Write out the complete material exactly as it stands.
[start of Data entries]
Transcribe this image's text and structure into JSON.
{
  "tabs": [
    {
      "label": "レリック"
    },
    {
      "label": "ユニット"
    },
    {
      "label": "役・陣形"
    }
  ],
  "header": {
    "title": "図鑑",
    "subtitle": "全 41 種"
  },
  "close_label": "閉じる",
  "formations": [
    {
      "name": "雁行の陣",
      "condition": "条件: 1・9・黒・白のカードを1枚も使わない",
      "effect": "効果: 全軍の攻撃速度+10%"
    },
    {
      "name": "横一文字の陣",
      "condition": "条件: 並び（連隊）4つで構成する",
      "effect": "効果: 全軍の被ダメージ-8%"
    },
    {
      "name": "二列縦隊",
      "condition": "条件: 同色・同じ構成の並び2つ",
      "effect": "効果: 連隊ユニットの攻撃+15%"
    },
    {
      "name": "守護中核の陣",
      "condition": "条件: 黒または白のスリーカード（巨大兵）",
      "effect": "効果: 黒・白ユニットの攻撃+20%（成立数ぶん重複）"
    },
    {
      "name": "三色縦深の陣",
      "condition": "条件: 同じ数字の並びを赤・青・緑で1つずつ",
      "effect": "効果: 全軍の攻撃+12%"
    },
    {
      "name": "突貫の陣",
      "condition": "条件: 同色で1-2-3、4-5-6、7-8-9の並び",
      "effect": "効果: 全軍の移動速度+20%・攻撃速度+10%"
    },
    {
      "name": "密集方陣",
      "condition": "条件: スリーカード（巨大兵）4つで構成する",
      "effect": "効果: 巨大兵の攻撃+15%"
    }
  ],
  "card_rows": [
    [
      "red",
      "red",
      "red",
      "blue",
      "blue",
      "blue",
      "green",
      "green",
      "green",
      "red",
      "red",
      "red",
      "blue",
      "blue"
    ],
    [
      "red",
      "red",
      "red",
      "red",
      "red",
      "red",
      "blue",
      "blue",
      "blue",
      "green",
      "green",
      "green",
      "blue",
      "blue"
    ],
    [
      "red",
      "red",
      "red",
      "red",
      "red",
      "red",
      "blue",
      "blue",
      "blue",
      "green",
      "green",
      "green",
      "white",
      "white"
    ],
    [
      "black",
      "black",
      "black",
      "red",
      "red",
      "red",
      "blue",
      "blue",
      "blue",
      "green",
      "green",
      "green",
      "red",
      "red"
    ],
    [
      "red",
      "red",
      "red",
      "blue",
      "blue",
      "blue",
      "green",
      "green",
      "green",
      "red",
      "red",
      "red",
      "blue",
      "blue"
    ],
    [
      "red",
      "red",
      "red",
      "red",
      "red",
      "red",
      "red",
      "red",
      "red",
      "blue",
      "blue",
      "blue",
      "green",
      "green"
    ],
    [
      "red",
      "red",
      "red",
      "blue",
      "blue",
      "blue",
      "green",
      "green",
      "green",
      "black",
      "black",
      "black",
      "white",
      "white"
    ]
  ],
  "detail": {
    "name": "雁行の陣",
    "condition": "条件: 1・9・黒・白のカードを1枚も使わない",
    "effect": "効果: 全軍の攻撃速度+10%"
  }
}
[end of Data entries]
Final result
Transcribe this image's text and structure into JSON.
{
  "tabs": [
    {
      "label": "レリック"
    },
    {
      "label": "ユニット"
    },
    {
      "label": "役・陣形"
    }
  ],
  "header": {
    "title": "図鑑",
    "subtitle": "全 41 種"
  },
  "close_label": "閉じる",
  "formations": [
    {
      "name": "雁行の陣",
      "condition": "条件: 1・9・黒・白のカードを1枚も使わない",
      "effect": "効果: 全軍の攻撃速度+10%"
    },
    {
      "name": "横一文字の陣",
      "condition": "条件: 並び（連隊）4つで構成する",
      "effect": "効果: 全軍の被ダメージ-8%"
    },
    {
      "name": "二列縦隊",
      "condition": "条件: 同色・同じ構成の並び2つ",
      "effect": "効果: 連隊ユニットの攻撃+15%"
    },
    {
      "name": "守護中核の陣",
      "condition": "条件: 黒または白のスリーカード（巨大兵）",
      "effect": "効果: 黒・白ユニットの攻撃+20%（成立数ぶん重複）"
    },
    {
      "name": "三色縦深の陣",
      "condition": "条件: 同じ数字の並びを赤・青・緑で1つずつ",
      "effect": "効果: 全軍の攻撃+12%"
    },
    {
      "name": "突貫の陣",
      "condition": "条件: 同色で1-2-3、4-5-6、7-8-9の並び",
      "effect": "効果: 全軍の移動速度+20%・攻撃速度+10%"
    },
    {
      "name": "密集方陣",
      "condition": "条件: スリーカード（巨大兵）4つで構成する",
      "effect": "効果: 巨大兵の攻撃+15%"
    }
  ],
  "card_rows": [
    [
      "red",
      "red",
      "red",
      "blue",
      "blue",
      "blue",
      "green",
      "green",
      "green",
      "red",
      "red",
      "red",
      "blue",
      "blue"
    ],
    [
      "red",
      "red",
      "red",
      "red",
      "red",
      "red",
      "blue",
      "blue",
      "blue",
      "green",
      "green",
      "green",
      "blue",
      "blue"
    ],
    [
      "red",
      "red",
      "red",
      "red",
      "red",
      "red",
      "blue",
      "blue",
      "blue",
      "green",
      "green",
      "green",
      "white",
      "white"
    ],
    [
      "black",
      "black",
      "black",
      "red",
      "red",
      "red",
      "blue",
      "blue",
      "blue",
      "green",
      "green",
      "green",
      "red",
      "red"
    ],
    [
      "red",
      "red",
      "red",
      "blue",
      "blue",
      "blue",
      "green",
      "green",
      "green",
      "red",
      "red",
      "red",
      "blue",
      "blue"
    ],
    [
      "red",
      "red",
      "red",
      "red",
      "red",
      "red",
      "red",
      "red",
      "red",
      "blue",
      "blue",
      "blue",
      "green",
      "green"
    ],
    [
      "red",
      "red",
      "red",
      "blue",
      "blue",
      "blue",
      "green",
      "green",
      "green",
      "black",
      "black",
      "black",
      "white",
      "white"
    ]
  ],
  "detail": {
    "name": "雁行の陣",
    "condition": "条件: 1・9・黒・白のカードを1枚も使わない",
    "effect": "効果: 全軍の攻撃速度+10%"
  }
}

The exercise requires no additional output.